-------- DATASET RECORDS --------

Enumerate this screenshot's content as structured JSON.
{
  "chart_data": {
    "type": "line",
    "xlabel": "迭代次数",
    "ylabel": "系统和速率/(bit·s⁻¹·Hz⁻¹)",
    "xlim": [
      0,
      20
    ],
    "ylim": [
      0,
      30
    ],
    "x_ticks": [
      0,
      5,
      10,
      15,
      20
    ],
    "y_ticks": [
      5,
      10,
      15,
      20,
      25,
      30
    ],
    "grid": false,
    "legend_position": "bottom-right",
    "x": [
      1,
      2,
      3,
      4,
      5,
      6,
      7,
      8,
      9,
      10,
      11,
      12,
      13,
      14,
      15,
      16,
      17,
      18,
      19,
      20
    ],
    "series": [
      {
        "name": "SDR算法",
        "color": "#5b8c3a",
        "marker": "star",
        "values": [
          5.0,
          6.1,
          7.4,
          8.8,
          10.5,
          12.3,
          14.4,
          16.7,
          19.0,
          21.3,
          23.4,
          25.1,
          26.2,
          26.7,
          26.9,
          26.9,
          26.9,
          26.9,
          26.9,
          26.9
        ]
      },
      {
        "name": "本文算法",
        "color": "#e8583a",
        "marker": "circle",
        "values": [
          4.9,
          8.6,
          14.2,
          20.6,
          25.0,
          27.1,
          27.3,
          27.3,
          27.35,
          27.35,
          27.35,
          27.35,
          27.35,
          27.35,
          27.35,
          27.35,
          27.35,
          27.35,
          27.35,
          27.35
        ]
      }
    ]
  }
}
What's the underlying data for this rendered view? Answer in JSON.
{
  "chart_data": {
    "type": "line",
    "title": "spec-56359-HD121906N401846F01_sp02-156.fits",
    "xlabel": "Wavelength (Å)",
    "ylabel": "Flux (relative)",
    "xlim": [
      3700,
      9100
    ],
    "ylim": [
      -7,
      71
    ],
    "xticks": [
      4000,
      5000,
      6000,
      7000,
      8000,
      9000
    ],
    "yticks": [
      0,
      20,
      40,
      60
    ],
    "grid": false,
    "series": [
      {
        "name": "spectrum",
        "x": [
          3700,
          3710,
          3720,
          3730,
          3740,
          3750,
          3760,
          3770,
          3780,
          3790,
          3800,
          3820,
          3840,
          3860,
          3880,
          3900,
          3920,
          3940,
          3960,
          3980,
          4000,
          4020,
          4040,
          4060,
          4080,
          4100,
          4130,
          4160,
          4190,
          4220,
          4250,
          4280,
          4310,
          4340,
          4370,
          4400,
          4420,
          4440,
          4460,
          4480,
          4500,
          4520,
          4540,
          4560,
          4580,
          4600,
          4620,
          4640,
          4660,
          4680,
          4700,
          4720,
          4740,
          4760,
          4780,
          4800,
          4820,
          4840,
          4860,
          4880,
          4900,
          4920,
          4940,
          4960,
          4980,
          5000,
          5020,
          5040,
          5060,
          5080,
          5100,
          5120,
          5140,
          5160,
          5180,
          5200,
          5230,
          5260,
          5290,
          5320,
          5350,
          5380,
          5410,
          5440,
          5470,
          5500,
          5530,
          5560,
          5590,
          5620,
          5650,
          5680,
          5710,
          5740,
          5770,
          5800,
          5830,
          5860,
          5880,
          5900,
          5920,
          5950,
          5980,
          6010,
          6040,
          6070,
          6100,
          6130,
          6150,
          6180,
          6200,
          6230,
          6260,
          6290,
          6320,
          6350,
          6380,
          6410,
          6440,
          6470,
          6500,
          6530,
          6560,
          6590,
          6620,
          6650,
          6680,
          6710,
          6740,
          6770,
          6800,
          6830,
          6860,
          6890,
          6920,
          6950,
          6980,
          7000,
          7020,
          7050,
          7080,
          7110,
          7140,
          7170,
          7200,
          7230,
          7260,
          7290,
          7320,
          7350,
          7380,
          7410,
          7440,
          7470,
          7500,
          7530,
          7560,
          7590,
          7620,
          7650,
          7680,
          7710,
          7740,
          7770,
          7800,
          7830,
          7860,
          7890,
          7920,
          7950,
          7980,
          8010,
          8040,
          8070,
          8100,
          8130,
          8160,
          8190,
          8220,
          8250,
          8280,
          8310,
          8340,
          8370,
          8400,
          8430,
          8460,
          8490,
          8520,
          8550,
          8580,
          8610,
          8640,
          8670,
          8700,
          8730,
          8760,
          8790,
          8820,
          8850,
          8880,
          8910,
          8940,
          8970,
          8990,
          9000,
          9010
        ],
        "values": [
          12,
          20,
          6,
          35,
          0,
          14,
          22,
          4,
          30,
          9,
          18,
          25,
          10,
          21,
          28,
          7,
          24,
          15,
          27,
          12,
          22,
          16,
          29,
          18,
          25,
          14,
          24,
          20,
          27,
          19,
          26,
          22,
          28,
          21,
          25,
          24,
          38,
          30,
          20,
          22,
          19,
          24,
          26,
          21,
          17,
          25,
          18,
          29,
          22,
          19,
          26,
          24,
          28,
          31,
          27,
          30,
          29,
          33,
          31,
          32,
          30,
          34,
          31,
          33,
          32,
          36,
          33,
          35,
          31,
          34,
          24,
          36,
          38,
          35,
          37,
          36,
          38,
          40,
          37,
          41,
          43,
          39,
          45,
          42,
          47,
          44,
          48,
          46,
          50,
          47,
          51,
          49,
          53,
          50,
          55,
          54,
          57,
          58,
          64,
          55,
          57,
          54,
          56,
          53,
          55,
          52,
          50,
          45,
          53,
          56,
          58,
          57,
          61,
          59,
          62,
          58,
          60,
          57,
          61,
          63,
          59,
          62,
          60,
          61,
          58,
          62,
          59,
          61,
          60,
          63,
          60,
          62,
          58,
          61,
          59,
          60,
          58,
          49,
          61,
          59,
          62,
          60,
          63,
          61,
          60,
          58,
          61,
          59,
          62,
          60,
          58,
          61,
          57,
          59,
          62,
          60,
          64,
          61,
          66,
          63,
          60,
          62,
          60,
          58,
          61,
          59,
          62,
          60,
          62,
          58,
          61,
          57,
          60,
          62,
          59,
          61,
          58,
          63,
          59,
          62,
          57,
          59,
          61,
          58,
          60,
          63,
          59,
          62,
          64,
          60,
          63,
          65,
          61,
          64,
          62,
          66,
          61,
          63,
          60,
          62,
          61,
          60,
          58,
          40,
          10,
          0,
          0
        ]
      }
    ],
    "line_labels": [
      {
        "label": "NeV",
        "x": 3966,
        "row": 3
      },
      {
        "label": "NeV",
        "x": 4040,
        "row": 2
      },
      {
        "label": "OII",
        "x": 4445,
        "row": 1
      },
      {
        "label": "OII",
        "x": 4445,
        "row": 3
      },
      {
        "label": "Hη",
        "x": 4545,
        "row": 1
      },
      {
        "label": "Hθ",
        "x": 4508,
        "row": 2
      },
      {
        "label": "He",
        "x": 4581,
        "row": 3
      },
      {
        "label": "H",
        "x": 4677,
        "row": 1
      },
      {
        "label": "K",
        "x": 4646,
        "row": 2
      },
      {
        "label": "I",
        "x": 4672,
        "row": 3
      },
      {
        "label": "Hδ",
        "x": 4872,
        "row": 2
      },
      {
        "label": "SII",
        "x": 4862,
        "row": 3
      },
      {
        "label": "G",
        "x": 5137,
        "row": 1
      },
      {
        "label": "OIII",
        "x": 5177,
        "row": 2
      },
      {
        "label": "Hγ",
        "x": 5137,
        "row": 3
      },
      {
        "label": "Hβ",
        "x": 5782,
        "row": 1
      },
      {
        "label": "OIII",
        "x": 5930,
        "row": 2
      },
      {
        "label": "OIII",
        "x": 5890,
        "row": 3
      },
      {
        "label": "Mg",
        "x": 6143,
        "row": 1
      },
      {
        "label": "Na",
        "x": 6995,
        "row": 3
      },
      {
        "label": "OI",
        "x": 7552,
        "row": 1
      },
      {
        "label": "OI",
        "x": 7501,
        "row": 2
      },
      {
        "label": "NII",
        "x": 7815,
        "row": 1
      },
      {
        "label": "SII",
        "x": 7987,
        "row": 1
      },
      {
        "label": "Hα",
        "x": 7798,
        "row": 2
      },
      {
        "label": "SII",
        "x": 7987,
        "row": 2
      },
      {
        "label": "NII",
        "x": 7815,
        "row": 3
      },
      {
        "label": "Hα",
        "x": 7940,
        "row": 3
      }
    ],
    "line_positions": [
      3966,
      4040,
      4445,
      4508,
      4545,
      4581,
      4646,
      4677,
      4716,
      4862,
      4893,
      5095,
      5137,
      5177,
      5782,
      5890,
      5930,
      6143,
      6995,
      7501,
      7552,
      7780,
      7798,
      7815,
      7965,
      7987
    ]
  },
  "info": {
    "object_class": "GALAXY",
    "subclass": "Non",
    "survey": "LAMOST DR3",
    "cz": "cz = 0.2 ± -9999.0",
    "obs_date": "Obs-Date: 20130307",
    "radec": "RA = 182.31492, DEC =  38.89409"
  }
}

--------

REQUIREMENT: In the data above, tally the lines holding "this" and answer with the figure only.

COMPLETED TASK: 2